▶ _WHAT THIS TASK INVOLVES_: Say how many lines include "инспектор", with no words around the number.

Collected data
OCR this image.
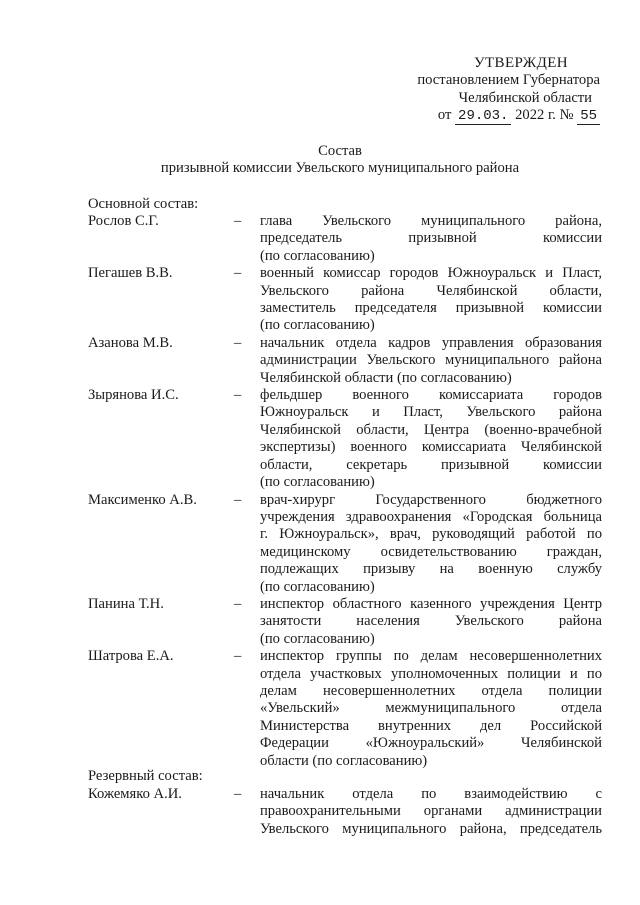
УТВЕРЖДЕН
постановлением Губернатора
Челябинской области
от 29.03. 2022 г. № 55
Состав
призывной комиссии Увельского муниципального района
Основной состав:
Рослов С.Г.	–	глава Увельского муниципального района,
председатель призывной комиссии
(по согласованию)
Пегашев В.В.	–	военный комиссар городов Южноуральск и Пласт,
Увельского района Челябинской области,
заместитель председателя призывной комиссии
(по согласованию)
Азанова М.В.	–	начальник отдела кадров управления образования
администрации Увельского муниципального района
Челябинской области (по согласованию)
Зырянова И.С.	–	фельдшер военного комиссариата городов
Южноуральск и Пласт, Увельского района
Челябинской области, Центра (военно-врачебной
экспертизы) военного комиссариата Челябинской
области, секретарь призывной комиссии
(по согласованию)
Максименко А.В.	–	врач-хирург Государственного бюджетного
учреждения здравоохранения «Городская больница
г. Южноуральск», врач, руководящий работой по
медицинскому освидетельствованию граждан,
подлежащих призыву на военную службу
(по согласованию)
Панина Т.Н.	–	инспектор областного казенного учреждения Центр
занятости населения Увельского района
(по согласованию)
Шатрова Е.А.	–	инспектор группы по делам несовершеннолетних
отдела участковых уполномоченных полиции и по
делам несовершеннолетних отдела полиции
«Увельский» межмуниципального отдела
Министерства внутренних дел Российской
Федерации «Южноуральский» Челябинской
области (по согласованию)
Резервный состав:
Кожемяко А.И.	–	начальник отдела по взаимодействию с
правоохранительными органами администрации
Увельского муниципального района, председатель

▶ _EXERCISE RESPONSE_: 2